Given task - Go through the listing below and list every line with "compresivo".
------ Material supplied ------
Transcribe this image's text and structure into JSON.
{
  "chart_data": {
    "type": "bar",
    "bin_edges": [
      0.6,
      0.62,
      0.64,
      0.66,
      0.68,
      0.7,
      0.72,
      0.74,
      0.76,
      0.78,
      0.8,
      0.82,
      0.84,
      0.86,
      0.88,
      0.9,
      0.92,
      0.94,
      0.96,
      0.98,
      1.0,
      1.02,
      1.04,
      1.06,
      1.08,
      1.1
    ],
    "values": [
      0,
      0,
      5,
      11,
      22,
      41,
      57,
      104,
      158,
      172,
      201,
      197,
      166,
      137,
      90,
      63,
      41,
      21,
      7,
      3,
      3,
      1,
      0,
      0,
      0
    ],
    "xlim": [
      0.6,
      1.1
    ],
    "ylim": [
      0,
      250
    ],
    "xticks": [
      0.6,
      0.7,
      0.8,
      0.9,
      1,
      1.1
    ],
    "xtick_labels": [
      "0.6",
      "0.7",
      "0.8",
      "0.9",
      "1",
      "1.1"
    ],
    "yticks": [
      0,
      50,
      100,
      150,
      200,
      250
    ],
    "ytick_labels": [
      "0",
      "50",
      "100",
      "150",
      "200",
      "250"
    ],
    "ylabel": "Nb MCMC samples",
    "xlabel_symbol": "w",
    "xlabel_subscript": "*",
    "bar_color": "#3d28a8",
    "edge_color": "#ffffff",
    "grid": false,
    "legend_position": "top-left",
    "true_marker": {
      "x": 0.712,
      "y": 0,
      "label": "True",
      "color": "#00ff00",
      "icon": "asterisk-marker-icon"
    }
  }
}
------
------ Material supplied ------
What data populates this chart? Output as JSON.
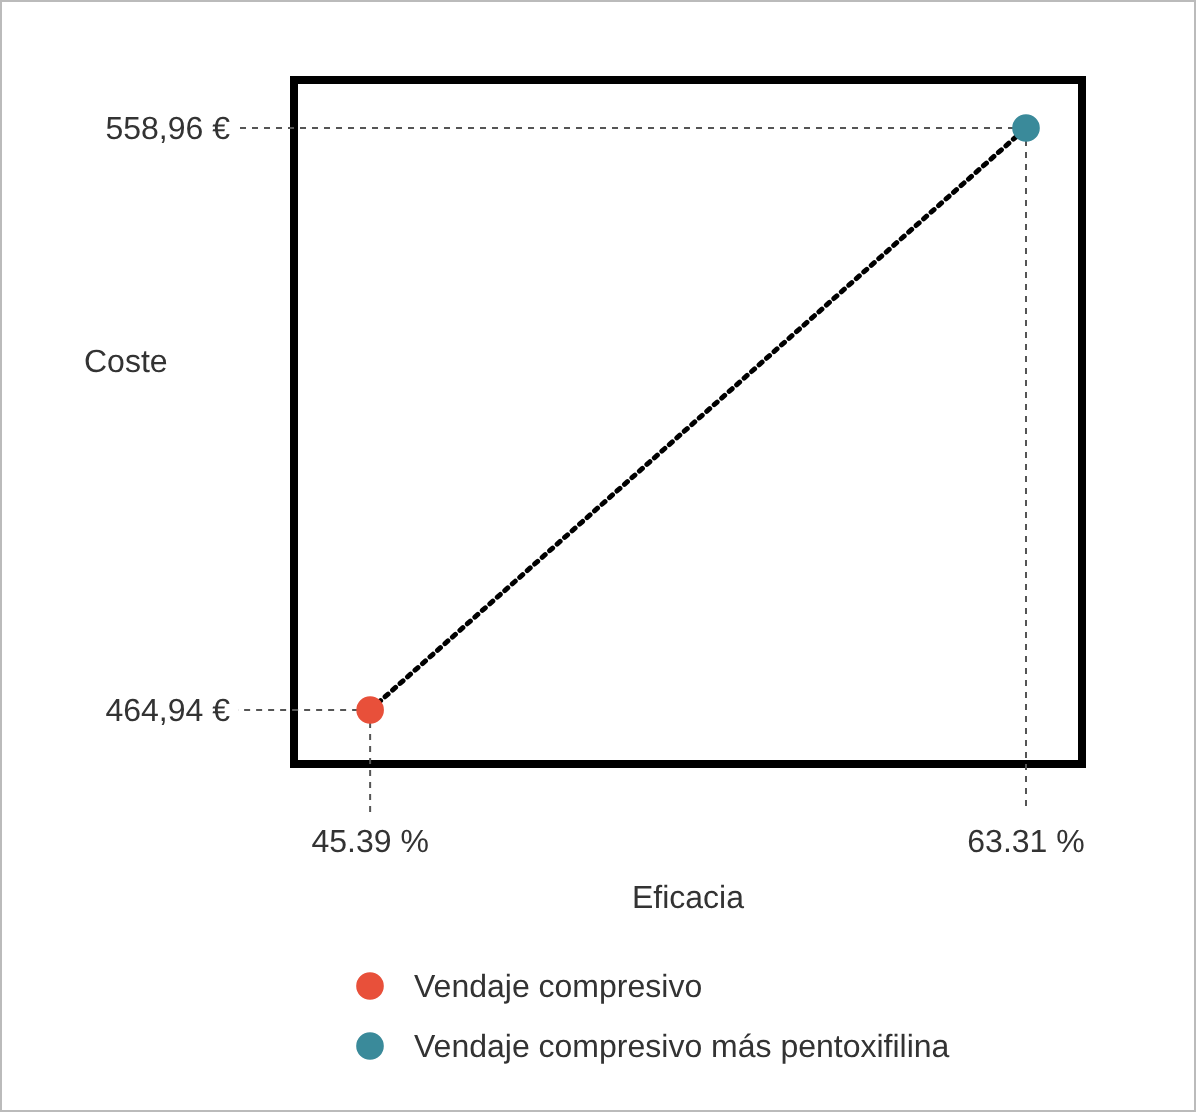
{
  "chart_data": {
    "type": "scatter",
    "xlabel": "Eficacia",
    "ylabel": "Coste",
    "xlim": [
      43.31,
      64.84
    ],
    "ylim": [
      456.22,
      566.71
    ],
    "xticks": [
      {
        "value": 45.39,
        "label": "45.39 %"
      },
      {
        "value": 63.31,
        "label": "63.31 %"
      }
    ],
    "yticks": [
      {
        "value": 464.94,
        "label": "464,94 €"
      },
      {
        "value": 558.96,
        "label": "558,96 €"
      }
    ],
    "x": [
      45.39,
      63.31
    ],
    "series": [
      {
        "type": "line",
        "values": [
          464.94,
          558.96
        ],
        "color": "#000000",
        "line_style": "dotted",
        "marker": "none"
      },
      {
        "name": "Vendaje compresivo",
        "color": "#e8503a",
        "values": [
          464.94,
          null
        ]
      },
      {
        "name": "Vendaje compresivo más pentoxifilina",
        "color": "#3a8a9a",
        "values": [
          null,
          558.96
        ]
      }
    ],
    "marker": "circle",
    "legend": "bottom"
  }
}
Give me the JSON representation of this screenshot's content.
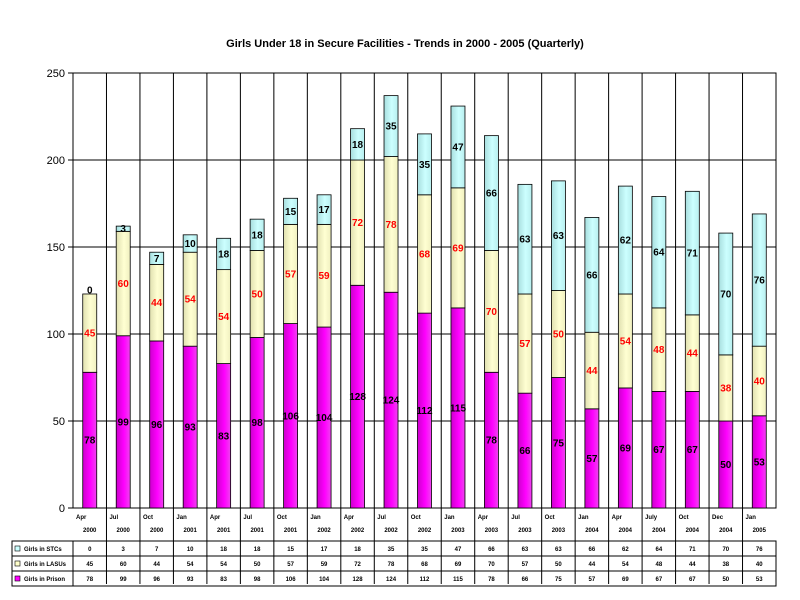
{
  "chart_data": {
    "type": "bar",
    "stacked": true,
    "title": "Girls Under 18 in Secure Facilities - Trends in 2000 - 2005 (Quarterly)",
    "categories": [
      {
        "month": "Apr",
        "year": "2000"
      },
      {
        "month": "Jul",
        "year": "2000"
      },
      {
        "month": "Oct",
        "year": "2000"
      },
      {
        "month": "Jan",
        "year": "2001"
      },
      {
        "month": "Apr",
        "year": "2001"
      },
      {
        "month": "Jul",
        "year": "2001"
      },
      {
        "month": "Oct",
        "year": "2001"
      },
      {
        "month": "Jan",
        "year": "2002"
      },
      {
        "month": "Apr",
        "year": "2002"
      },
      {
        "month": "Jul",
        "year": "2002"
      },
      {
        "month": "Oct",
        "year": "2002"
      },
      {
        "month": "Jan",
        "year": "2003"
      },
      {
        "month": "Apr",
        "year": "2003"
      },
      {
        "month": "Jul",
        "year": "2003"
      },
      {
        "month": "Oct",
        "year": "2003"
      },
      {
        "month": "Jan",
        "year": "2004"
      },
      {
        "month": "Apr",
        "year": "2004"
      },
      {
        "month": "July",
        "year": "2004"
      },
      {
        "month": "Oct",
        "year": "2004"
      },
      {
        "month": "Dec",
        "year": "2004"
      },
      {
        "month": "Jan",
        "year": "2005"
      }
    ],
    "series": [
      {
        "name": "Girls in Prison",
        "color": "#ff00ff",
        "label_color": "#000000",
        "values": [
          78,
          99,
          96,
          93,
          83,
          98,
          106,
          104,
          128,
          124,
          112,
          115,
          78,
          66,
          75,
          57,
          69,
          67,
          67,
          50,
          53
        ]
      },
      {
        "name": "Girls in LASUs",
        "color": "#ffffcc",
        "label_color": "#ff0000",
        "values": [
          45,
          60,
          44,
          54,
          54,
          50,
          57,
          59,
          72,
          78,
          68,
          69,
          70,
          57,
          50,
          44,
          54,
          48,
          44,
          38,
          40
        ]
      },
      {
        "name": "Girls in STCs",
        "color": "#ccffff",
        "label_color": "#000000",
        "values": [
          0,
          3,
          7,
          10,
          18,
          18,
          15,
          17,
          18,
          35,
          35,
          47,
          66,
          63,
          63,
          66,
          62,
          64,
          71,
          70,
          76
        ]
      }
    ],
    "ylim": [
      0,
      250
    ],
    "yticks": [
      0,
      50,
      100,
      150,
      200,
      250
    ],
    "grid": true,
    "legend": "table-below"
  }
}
------
Result -
        "name": "Vendaje compresivo",
        "name": "Vendaje compresivo más pentoxifilina",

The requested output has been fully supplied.